─── Provided entries
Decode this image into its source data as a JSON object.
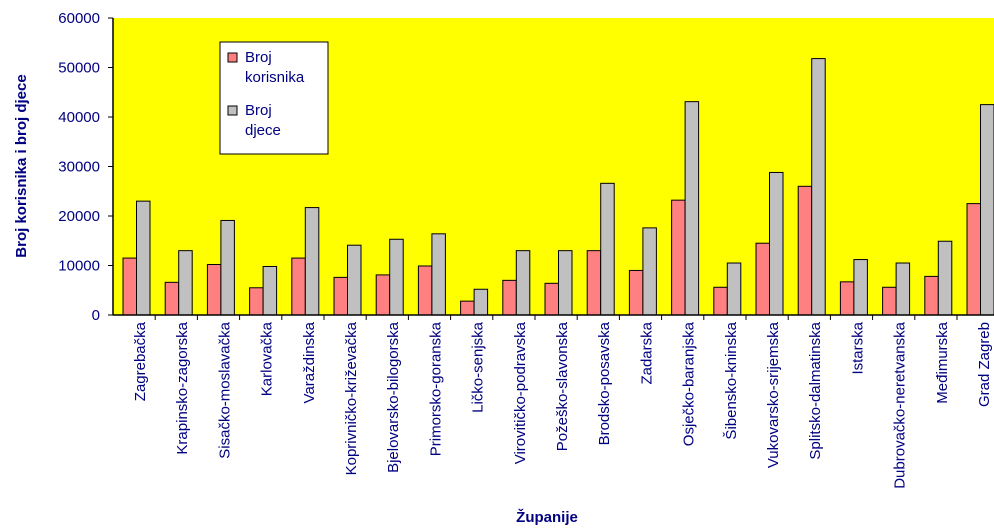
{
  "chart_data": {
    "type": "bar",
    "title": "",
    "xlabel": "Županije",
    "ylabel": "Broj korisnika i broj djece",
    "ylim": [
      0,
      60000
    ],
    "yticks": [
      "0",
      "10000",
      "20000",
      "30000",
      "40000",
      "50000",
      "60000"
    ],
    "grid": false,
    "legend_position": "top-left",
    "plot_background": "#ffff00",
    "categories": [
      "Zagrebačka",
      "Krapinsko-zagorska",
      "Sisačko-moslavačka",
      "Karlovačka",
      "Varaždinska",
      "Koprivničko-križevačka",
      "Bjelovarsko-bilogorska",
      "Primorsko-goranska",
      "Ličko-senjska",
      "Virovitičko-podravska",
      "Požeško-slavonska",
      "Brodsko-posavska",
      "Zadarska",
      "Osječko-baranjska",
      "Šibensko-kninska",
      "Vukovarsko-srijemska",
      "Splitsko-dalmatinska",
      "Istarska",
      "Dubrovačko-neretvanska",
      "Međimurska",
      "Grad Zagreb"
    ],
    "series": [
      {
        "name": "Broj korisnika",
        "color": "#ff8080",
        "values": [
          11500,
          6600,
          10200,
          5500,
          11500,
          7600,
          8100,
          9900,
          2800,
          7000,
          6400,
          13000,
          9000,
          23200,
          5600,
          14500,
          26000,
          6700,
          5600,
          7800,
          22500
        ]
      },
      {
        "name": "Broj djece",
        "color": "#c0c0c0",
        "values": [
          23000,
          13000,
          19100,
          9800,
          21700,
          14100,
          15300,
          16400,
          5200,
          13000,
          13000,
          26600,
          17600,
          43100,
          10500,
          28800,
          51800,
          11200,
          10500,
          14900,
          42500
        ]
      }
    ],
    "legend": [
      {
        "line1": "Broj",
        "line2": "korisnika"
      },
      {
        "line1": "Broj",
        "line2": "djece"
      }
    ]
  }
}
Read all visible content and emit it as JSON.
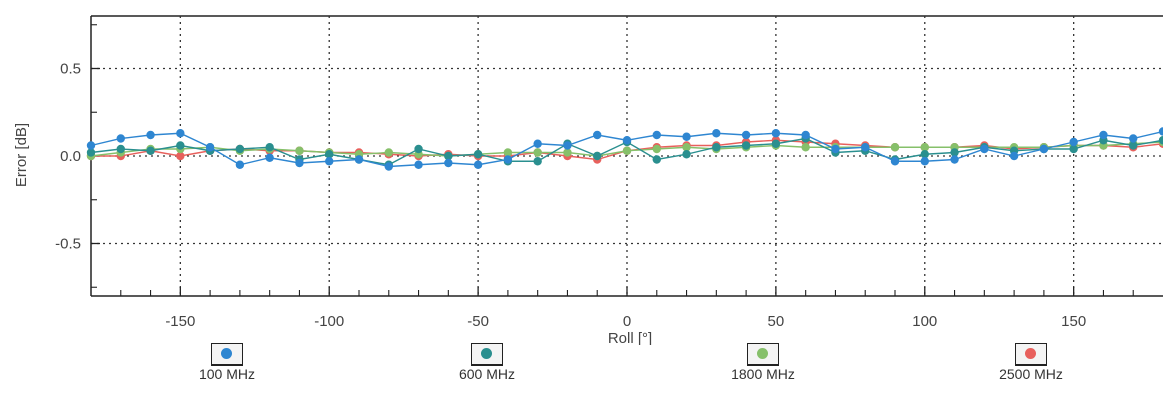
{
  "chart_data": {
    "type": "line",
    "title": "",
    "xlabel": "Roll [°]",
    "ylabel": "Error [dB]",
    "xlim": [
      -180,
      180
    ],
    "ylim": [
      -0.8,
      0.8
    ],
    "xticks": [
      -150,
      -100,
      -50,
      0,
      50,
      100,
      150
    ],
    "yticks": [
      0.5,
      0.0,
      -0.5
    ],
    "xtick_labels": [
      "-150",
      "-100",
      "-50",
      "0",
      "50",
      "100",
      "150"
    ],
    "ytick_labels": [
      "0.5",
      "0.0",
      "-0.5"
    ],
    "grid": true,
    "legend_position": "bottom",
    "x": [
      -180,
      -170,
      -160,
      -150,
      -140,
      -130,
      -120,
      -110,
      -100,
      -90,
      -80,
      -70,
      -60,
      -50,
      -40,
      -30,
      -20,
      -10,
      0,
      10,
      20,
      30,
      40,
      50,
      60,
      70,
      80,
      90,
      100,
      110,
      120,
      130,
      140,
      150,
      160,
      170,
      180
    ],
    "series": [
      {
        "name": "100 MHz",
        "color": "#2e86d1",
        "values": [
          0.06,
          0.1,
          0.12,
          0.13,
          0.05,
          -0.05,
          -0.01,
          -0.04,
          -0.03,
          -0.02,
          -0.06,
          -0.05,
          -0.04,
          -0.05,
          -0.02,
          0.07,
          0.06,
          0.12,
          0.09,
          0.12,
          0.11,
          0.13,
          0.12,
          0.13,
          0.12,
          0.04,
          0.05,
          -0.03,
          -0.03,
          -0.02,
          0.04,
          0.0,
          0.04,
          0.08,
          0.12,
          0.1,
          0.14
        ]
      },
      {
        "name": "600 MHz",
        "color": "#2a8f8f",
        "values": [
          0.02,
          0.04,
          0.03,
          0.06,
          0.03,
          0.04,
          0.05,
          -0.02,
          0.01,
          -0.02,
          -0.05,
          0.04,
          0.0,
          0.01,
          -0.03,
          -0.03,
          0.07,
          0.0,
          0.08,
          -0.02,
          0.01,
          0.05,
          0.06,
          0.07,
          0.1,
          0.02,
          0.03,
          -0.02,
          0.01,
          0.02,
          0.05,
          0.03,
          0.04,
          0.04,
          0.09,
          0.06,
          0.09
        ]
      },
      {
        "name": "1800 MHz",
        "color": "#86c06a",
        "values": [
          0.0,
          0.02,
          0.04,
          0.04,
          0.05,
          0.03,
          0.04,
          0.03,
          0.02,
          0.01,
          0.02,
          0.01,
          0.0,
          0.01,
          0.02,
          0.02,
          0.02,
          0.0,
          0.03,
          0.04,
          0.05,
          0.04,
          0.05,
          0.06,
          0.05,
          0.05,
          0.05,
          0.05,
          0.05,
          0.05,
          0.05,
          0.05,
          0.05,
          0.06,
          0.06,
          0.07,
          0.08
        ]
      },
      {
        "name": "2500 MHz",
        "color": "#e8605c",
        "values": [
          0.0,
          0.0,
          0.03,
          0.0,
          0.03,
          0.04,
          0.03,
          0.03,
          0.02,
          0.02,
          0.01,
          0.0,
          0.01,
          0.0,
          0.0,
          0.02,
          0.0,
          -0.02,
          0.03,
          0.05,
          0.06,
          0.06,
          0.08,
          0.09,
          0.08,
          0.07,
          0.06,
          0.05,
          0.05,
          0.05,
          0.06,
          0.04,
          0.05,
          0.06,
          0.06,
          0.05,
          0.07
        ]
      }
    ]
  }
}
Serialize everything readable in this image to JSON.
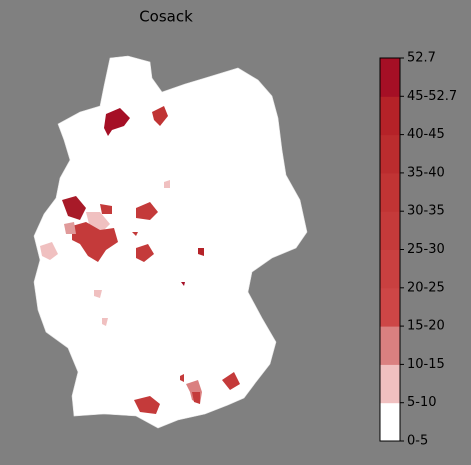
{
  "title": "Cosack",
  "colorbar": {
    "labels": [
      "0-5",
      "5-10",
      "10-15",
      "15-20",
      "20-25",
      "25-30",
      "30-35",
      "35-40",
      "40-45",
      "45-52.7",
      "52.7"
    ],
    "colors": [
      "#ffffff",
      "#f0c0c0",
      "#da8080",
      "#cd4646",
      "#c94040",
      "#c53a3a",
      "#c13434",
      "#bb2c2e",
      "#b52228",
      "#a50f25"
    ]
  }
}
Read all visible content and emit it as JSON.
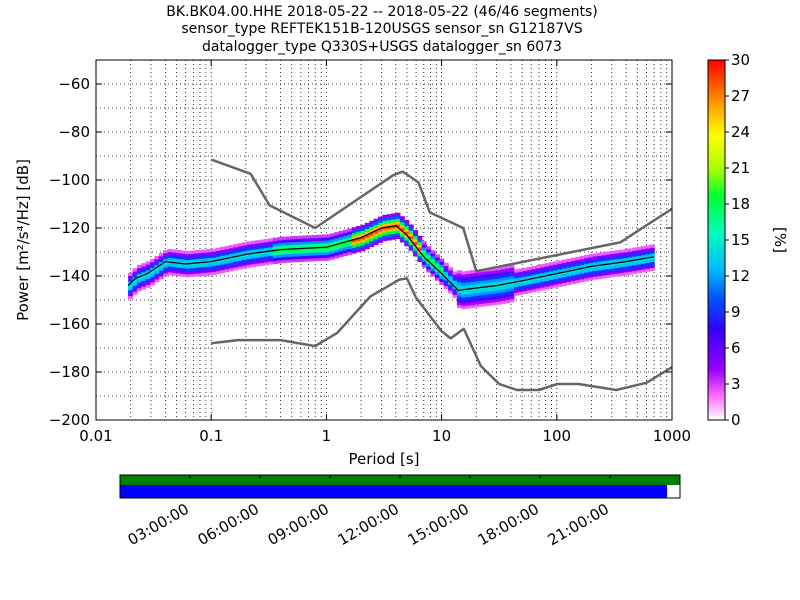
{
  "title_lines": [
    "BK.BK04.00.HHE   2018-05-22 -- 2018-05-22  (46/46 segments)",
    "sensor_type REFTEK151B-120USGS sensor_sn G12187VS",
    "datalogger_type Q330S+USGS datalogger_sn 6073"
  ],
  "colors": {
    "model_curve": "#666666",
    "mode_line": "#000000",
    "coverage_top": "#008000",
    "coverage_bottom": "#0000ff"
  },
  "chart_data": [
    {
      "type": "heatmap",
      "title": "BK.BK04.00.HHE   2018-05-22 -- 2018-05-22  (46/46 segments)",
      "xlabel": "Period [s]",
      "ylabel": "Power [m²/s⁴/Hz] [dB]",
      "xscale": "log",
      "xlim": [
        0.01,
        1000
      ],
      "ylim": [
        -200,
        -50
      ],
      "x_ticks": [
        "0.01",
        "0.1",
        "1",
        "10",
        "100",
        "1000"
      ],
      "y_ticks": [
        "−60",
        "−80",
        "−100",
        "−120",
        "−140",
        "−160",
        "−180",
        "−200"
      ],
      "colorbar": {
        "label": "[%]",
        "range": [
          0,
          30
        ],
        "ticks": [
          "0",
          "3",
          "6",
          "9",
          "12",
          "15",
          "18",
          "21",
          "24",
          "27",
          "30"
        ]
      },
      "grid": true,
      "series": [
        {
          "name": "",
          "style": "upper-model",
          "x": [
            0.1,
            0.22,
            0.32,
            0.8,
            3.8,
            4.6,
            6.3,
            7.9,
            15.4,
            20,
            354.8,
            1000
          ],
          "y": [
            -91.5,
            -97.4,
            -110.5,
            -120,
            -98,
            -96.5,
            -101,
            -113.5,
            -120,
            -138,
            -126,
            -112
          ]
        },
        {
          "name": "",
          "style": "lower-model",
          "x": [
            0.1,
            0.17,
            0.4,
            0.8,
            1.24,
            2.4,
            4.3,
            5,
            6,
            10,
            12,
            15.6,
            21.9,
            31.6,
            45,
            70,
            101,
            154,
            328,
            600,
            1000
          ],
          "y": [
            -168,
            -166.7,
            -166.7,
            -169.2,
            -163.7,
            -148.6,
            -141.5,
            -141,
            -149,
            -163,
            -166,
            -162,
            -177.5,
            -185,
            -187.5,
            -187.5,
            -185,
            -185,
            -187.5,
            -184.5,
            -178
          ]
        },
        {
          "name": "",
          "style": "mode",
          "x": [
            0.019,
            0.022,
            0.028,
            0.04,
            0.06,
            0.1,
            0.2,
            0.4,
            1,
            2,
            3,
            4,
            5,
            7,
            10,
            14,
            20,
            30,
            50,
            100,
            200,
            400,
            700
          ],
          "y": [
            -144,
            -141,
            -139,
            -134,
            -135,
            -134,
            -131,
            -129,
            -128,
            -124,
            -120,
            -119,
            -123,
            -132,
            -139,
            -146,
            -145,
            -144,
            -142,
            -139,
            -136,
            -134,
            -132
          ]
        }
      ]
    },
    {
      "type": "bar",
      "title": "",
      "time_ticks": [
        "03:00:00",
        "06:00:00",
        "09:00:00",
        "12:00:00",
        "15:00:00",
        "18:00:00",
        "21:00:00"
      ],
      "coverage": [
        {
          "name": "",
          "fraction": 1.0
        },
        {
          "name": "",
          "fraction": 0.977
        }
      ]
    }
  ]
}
──────
▶ **Goal**: The word "djece" appears in how many lines of the records? Give the number only.

▶ **Completed exercise**: 3